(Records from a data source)

○ ○ ○ ○

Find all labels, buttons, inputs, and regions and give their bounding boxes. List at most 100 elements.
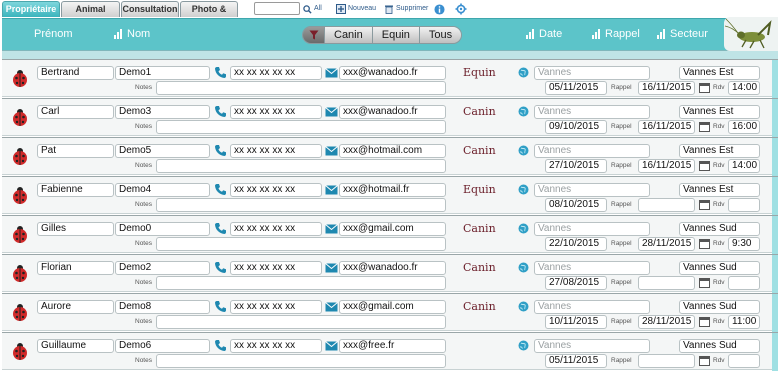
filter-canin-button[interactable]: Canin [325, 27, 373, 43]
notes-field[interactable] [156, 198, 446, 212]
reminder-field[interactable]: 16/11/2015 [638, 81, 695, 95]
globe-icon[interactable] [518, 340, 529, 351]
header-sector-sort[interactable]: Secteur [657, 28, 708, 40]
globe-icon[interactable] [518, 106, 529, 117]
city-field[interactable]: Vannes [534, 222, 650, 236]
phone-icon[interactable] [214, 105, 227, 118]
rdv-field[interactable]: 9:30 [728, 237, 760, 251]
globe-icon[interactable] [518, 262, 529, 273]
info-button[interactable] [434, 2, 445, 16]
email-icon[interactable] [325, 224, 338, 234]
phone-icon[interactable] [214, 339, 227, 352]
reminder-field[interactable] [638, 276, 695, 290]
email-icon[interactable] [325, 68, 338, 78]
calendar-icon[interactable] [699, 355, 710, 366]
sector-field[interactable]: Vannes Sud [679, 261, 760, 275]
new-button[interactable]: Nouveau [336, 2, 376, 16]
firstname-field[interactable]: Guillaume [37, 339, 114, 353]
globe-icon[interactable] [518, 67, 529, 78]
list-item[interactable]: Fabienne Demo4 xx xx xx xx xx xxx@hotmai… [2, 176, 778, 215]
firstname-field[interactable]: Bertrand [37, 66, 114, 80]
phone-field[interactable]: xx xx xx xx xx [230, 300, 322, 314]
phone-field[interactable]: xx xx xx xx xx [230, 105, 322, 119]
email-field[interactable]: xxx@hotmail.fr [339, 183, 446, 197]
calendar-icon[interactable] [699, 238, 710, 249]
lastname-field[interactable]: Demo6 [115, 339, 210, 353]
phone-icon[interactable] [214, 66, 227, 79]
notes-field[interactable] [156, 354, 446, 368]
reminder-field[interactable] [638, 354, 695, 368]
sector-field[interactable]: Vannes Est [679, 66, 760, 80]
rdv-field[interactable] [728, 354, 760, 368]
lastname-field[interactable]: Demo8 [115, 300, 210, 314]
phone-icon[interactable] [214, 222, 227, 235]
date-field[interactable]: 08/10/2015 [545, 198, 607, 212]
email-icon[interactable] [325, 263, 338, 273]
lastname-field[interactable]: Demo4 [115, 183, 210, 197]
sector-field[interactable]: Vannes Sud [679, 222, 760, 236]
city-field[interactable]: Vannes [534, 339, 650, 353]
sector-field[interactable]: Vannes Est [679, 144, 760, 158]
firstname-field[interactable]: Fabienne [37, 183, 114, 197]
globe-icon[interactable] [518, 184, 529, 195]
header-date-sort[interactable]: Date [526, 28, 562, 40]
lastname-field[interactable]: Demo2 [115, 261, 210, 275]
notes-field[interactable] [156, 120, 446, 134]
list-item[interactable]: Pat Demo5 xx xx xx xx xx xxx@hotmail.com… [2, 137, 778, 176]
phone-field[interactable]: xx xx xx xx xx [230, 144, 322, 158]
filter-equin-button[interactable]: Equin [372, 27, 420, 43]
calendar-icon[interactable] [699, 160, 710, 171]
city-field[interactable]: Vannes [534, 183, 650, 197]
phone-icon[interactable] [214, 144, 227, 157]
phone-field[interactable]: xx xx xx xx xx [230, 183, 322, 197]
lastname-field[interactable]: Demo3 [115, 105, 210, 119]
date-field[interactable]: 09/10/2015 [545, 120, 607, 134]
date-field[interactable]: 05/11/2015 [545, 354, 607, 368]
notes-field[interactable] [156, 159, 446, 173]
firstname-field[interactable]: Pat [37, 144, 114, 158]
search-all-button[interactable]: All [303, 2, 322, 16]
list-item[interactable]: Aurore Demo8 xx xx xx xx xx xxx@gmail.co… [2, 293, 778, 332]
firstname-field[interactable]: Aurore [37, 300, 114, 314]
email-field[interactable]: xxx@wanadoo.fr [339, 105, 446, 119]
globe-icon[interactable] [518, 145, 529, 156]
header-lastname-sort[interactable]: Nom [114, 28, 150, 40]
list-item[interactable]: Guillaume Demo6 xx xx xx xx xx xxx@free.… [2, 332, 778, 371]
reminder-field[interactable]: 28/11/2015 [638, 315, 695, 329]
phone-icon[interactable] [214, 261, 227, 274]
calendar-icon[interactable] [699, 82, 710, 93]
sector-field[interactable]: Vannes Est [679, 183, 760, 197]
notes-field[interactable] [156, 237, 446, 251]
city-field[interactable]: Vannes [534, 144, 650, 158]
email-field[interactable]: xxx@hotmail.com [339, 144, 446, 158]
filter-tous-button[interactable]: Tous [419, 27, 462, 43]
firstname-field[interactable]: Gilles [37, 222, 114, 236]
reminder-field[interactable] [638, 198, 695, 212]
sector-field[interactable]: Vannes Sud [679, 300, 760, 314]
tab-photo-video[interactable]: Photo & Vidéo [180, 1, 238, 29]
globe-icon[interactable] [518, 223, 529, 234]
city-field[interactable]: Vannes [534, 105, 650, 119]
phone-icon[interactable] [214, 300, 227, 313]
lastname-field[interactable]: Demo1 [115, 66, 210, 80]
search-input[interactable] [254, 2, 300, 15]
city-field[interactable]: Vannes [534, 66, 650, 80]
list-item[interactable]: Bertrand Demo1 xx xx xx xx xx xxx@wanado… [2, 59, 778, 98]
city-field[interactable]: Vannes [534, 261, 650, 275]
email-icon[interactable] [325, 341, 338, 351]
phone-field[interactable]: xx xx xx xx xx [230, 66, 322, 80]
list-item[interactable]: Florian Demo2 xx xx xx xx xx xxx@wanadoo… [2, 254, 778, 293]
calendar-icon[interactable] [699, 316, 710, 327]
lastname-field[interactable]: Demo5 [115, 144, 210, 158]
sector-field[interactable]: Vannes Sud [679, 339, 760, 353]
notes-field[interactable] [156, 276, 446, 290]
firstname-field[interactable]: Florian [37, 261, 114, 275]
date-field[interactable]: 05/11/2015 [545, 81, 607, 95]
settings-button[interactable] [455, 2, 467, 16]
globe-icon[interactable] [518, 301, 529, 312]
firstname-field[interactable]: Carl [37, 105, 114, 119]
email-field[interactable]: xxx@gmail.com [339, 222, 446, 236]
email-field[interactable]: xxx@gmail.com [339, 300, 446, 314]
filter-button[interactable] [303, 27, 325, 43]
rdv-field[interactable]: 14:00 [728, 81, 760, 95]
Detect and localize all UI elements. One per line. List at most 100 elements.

○ ○ ○ ○

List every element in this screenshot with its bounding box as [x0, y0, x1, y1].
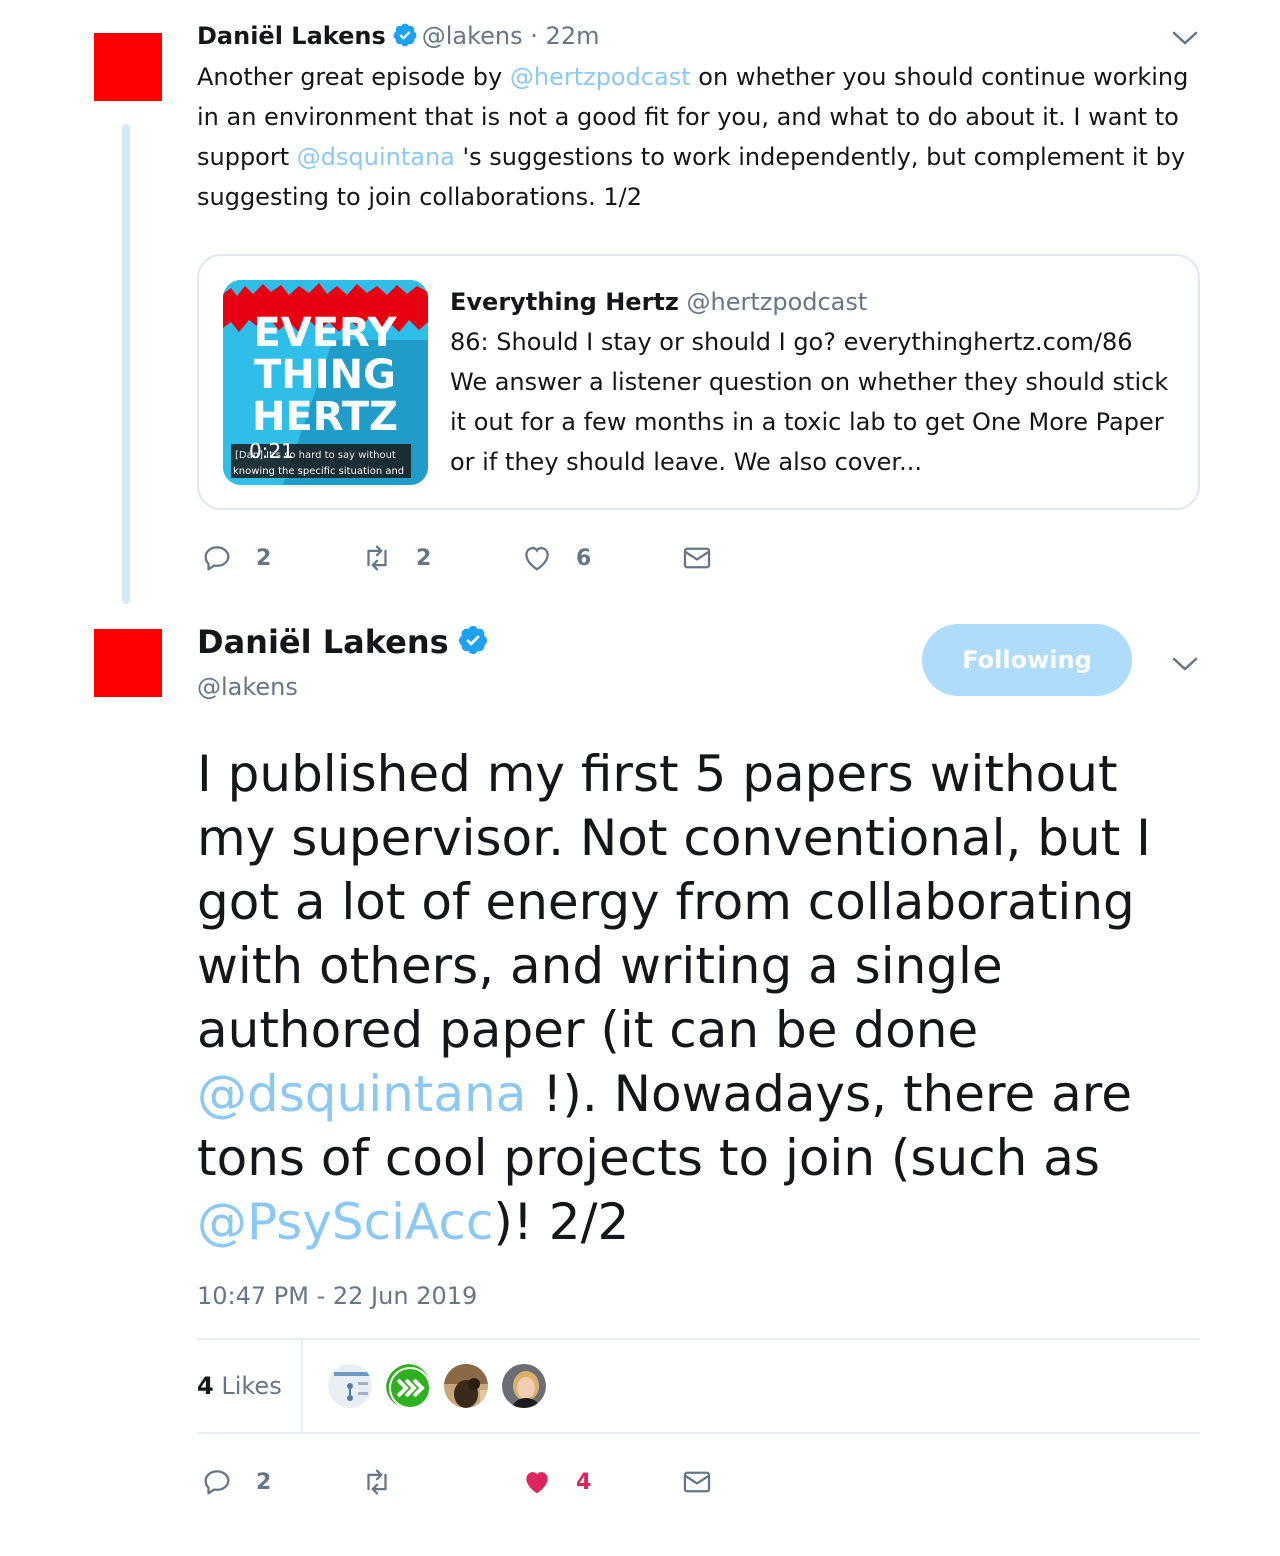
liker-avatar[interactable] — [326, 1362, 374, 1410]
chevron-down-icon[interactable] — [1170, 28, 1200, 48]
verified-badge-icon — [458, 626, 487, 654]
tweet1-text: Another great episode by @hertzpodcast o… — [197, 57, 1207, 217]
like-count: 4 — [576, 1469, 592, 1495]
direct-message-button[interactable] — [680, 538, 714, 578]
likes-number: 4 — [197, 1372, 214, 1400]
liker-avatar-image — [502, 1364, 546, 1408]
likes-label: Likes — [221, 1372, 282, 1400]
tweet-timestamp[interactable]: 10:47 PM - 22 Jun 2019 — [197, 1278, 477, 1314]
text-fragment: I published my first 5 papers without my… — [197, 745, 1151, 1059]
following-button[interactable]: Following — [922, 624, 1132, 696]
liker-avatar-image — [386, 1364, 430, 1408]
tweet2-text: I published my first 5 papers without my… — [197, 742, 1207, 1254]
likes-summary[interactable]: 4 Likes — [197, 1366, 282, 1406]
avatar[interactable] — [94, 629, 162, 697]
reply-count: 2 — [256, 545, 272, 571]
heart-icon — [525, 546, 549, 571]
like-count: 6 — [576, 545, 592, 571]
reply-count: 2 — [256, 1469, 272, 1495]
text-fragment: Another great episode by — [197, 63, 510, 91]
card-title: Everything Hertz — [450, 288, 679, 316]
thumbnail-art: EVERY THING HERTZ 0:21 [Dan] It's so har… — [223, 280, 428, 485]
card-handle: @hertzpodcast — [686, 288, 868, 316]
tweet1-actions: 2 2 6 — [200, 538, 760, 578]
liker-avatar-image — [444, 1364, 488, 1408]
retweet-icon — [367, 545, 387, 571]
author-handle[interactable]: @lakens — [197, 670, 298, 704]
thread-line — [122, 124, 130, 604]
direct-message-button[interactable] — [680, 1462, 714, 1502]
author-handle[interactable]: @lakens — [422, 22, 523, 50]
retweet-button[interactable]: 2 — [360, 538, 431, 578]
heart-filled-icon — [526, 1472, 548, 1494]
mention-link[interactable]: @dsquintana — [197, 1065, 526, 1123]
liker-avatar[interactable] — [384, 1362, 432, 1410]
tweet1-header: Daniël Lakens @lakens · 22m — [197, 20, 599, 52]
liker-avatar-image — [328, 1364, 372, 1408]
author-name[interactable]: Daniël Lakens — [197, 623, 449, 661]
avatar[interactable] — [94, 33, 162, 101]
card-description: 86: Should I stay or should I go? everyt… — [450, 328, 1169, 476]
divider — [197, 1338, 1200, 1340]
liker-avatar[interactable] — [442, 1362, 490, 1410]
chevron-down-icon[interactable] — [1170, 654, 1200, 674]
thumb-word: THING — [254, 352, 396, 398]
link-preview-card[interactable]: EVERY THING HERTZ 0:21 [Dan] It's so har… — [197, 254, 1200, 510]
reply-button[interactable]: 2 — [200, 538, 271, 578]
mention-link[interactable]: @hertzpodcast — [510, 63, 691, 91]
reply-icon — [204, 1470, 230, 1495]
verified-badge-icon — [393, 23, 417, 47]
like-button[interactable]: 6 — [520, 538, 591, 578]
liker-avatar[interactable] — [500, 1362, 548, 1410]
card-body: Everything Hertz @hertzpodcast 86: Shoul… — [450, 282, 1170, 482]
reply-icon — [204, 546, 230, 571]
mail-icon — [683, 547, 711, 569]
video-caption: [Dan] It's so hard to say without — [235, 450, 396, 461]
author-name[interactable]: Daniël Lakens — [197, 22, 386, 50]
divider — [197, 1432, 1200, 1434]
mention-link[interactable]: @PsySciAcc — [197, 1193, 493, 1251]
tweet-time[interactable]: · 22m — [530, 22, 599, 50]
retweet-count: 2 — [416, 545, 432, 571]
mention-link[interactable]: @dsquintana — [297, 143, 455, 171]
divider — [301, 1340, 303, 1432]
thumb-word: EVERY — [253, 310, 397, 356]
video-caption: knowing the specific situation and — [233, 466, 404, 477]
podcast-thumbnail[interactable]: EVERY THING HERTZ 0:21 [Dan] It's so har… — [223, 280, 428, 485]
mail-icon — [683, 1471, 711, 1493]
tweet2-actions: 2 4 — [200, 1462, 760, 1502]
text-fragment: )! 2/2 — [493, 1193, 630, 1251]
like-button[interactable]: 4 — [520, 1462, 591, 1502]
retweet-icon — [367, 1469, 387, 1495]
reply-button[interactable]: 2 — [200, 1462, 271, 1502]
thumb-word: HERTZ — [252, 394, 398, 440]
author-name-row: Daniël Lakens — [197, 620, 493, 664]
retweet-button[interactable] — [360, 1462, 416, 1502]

○ ○ ○ ○

■ Short task ■
Can you format the records from the line containing "liker-avatar[interactable] — [326, 1362, 374, 1410]" through the line containing "heart-filled-icon — [526, 1472, 548, 1494]", both included, as a numbered list, skipping any blank lines?

■ Response ■
1. liker-avatar[interactable] — [326, 1362, 374, 1410]
2. chevron-down-icon[interactable] — [1170, 28, 1200, 48]
3. verified-badge-icon — [458, 626, 487, 654]
4. tweet1-text: Another great episode by @hertzpodcast o… — [197, 57, 1207, 217]
5. like-count: 4 — [576, 1469, 592, 1495]
6. direct-message-button[interactable] — [680, 538, 714, 578]
7. likes-number: 4 — [197, 1372, 214, 1400]
8. liker-avatar-image — [502, 1364, 546, 1408]
9. likes-label: Likes — [221, 1372, 282, 1400]
10. tweet-timestamp[interactable]: 10:47 PM - 22 Jun 2019 — [197, 1278, 477, 1314]
11. text-fragment: I published my first 5 papers without my… — [197, 745, 1151, 1059]
12. following-button[interactable]: Following — [922, 624, 1132, 696]
13. liker-avatar-image — [386, 1364, 430, 1408]
14. tweet2-text: I published my first 5 papers without my… — [197, 742, 1207, 1254]
15. likes-summary[interactable]: 4 Likes — [197, 1366, 282, 1406]
16. avatar[interactable] — [94, 629, 162, 697]
17. reply-count: 2 — [256, 545, 272, 571]
18. heart-icon — [525, 546, 549, 571]
19. like-count: 6 — [576, 545, 592, 571]
20. reply-count: 2 — [256, 1469, 272, 1495]
21. text-fragment: Another great episode by — [197, 63, 510, 91]
22. card-title: Everything Hertz — [450, 288, 679, 316]
23. thumbnail-art: EVERY THING HERTZ 0:21 [Dan] It's so har… — [223, 280, 428, 485]
24. card-handle: @hertzpodcast — [686, 288, 868, 316]
25. tweet1-actions: 2 2 6 — [200, 538, 760, 578]
26. liker-avatar-image — [444, 1364, 488, 1408]
27. retweet-icon — [367, 545, 387, 571]
28. author-handle[interactable]: @lakens — [197, 670, 298, 704]
29. thread-line — [122, 124, 130, 604]
30. direct-message-button[interactable] — [680, 1462, 714, 1502]
31. author-handle[interactable]: @lakens — [422, 22, 523, 50]
32. retweet-button[interactable]: 2 — [360, 538, 431, 578]
33. heart-filled-icon — [526, 1472, 548, 1494]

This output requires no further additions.